## Your task
Write the records out again, precisely as they stand.

-- START OF Listed entries --

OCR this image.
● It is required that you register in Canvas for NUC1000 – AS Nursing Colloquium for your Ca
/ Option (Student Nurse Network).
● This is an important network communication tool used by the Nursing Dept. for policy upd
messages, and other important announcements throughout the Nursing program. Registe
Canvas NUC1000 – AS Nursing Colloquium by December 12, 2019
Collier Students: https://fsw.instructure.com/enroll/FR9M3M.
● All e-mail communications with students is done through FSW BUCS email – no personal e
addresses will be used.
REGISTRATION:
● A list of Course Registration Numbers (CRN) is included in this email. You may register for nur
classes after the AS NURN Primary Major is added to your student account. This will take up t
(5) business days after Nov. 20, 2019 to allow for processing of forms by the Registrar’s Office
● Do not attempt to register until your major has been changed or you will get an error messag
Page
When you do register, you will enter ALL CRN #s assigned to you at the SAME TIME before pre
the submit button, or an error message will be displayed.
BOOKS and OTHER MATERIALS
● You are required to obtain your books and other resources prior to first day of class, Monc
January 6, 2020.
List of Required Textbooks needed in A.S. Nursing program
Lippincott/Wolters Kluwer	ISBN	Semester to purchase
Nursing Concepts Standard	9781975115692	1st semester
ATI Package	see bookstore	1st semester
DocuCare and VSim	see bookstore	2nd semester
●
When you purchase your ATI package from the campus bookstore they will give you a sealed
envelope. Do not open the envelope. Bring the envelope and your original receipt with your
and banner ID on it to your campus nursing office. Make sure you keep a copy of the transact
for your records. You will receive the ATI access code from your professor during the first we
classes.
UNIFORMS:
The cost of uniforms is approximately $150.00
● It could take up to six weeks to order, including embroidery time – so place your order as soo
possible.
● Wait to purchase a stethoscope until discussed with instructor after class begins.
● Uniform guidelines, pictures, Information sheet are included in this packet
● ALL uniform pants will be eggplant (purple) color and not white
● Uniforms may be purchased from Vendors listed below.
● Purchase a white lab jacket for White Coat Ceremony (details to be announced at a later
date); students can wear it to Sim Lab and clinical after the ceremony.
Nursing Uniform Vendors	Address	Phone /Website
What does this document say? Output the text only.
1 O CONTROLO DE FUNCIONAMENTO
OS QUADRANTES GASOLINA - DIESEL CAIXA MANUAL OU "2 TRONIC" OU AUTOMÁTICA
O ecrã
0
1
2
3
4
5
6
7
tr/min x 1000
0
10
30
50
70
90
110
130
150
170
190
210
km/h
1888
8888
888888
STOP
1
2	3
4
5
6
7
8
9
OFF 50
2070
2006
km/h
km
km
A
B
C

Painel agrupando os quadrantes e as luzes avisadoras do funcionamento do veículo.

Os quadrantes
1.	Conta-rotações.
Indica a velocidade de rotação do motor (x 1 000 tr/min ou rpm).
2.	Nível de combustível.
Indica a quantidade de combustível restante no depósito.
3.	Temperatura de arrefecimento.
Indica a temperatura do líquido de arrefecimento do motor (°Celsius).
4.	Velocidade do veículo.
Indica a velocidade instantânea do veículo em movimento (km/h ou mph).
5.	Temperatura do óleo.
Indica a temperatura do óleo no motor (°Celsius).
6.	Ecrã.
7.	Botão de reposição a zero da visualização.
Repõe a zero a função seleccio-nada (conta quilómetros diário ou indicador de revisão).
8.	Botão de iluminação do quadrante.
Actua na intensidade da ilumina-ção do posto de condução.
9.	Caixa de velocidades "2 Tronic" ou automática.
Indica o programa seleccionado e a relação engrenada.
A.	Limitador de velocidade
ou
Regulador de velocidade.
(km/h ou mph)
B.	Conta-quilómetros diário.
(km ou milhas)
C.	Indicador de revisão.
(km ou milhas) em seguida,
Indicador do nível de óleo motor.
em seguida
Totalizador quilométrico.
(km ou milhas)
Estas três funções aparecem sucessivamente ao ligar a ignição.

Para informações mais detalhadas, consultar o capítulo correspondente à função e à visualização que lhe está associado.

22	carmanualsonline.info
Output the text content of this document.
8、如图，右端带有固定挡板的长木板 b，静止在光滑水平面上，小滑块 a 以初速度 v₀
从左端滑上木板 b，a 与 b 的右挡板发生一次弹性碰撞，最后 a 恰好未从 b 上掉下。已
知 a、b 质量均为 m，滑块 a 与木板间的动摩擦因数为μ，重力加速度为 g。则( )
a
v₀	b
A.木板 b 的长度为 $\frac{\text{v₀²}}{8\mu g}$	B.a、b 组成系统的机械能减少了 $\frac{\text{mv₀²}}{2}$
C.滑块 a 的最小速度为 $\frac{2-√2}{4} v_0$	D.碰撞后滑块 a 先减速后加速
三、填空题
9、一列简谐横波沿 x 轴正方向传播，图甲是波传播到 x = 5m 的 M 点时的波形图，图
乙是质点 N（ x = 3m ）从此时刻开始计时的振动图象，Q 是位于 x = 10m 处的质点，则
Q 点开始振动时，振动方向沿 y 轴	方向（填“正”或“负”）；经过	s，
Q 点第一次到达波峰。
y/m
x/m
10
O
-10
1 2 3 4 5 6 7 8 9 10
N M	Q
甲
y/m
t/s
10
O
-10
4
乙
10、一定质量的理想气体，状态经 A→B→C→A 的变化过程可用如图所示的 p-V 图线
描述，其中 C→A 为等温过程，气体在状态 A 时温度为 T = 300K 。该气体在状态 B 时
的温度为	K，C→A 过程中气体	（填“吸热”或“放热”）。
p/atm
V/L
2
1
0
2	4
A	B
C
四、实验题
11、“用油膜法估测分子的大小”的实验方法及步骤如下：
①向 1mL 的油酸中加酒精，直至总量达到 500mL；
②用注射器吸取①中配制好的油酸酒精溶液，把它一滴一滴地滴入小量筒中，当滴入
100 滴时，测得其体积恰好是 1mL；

-- END OF Listed entries --

## Response
OCR this image.
● It is required that you register in Canvas for NUC1000 – AS Nursing Colloquium for your Ca
/ Option (Student Nurse Network).
● This is an important network communication tool used by the Nursing Dept. for policy upd
messages, and other important announcements throughout the Nursing program. Registe
Canvas NUC1000 – AS Nursing Colloquium by December 12, 2019
Collier Students: https://fsw.instructure.com/enroll/FR9M3M.
● All e-mail communications with students is done through FSW BUCS email – no personal e
addresses will be used.
REGISTRATION:
● A list of Course Registration Numbers (CRN) is included in this email. You may register for nur
classes after the AS NURN Primary Major is added to your student account. This will take up t
(5) business days after Nov. 20, 2019 to allow for processing of forms by the Registrar’s Office
● Do not attempt to register until your major has been changed or you will get an error messag
Page
When you do register, you will enter ALL CRN #s assigned to you at the SAME TIME before pre
the submit button, or an error message will be displayed.
BOOKS and OTHER MATERIALS
● You are required to obtain your books and other resources prior to first day of class, Monc
January 6, 2020.
List of Required Textbooks needed in A.S. Nursing program
Lippincott/Wolters Kluwer	ISBN	Semester to purchase
Nursing Concepts Standard	9781975115692	1st semester
ATI Package	see bookstore	1st semester
DocuCare and VSim	see bookstore	2nd semester
●
When you purchase your ATI package from the campus bookstore they will give you a sealed
envelope. Do not open the envelope. Bring the envelope and your original receipt with your
and banner ID on it to your campus nursing office. Make sure you keep a copy of the transact
for your records. You will receive the ATI access code from your professor during the first we
classes.
UNIFORMS:
The cost of uniforms is approximately $150.00
● It could take up to six weeks to order, including embroidery time – so place your order as soo
possible.
● Wait to purchase a stethoscope until discussed with instructor after class begins.
● Uniform guidelines, pictures, Information sheet are included in this packet
● ALL uniform pants will be eggplant (purple) color and not white
● Uniforms may be purchased from Vendors listed below.
● Purchase a white lab jacket for White Coat Ceremony (details to be announced at a later
date); students can wear it to Sim Lab and clinical after the ceremony.
Nursing Uniform Vendors	Address	Phone /Website
What does this document say? Output the text only.
1 O CONTROLO DE FUNCIONAMENTO
OS QUADRANTES GASOLINA - DIESEL CAIXA MANUAL OU "2 TRONIC" OU AUTOMÁTICA
O ecrã
0
1
2
3
4
5
6
7
tr/min x 1000
0
10
30
50
70
90
110
130
150
170
190
210
km/h
1888
8888
888888
STOP
1
2	3
4
5
6
7
8
9
OFF 50
2070
2006
km/h
km
km
A
B
C

Painel agrupando os quadrantes e as luzes avisadoras do funcionamento do veículo.

Os quadrantes
1.	Conta-rotações.
Indica a velocidade de rotação do motor (x 1 000 tr/min ou rpm).
2.	Nível de combustível.
Indica a quantidade de combustível restante no depósito.
3.	Temperatura de arrefecimento.
Indica a temperatura do líquido de arrefecimento do motor (°Celsius).
4.	Velocidade do veículo.
Indica a velocidade instantânea do veículo em movimento (km/h ou mph).
5.	Temperatura do óleo.
Indica a temperatura do óleo no motor (°Celsius).
6.	Ecrã.
7.	Botão de reposição a zero da visualização.
Repõe a zero a função seleccio-nada (conta quilómetros diário ou indicador de revisão).
8.	Botão de iluminação do quadrante.
Actua na intensidade da ilumina-ção do posto de condução.
9.	Caixa de velocidades "2 Tronic" ou automática.
Indica o programa seleccionado e a relação engrenada.
A.	Limitador de velocidade
ou
Regulador de velocidade.
(km/h ou mph)
B.	Conta-quilómetros diário.
(km ou milhas)
C.	Indicador de revisão.
(km ou milhas) em seguida,
Indicador do nível de óleo motor.
em seguida
Totalizador quilométrico.
(km ou milhas)
Estas três funções aparecem sucessivamente ao ligar a ignição.

Para informações mais detalhadas, consultar o capítulo correspondente à função e à visualização que lhe está associado.

22	carmanualsonline.info
Output the text content of this document.
8、如图，右端带有固定挡板的长木板 b，静止在光滑水平面上，小滑块 a 以初速度 v₀
从左端滑上木板 b，a 与 b 的右挡板发生一次弹性碰撞，最后 a 恰好未从 b 上掉下。已
知 a、b 质量均为 m，滑块 a 与木板间的动摩擦因数为μ，重力加速度为 g。则( )
a
v₀	b
A.木板 b 的长度为 $\frac{\text{v₀²}}{8\mu g}$	B.a、b 组成系统的机械能减少了 $\frac{\text{mv₀²}}{2}$
C.滑块 a 的最小速度为 $\frac{2-√2}{4} v_0$	D.碰撞后滑块 a 先减速后加速
三、填空题
9、一列简谐横波沿 x 轴正方向传播，图甲是波传播到 x = 5m 的 M 点时的波形图，图
乙是质点 N（ x = 3m ）从此时刻开始计时的振动图象，Q 是位于 x = 10m 处的质点，则
Q 点开始振动时，振动方向沿 y 轴	方向（填“正”或“负”）；经过	s，
Q 点第一次到达波峰。
y/m
x/m
10
O
-10
1 2 3 4 5 6 7 8 9 10
N M	Q
甲
y/m
t/s
10
O
-10
4
乙
10、一定质量的理想气体，状态经 A→B→C→A 的变化过程可用如图所示的 p-V 图线
描述，其中 C→A 为等温过程，气体在状态 A 时温度为 T = 300K 。该气体在状态 B 时
的温度为	K，C→A 过程中气体	（填“吸热”或“放热”）。
p/atm
V/L
2
1
0
2	4
A	B
C
四、实验题
11、“用油膜法估测分子的大小”的实验方法及步骤如下：
①向 1mL 的油酸中加酒精，直至总量达到 500mL；
②用注射器吸取①中配制好的油酸酒精溶液，把它一滴一滴地滴入小量筒中，当滴入
100 滴时，测得其体积恰好是 1mL；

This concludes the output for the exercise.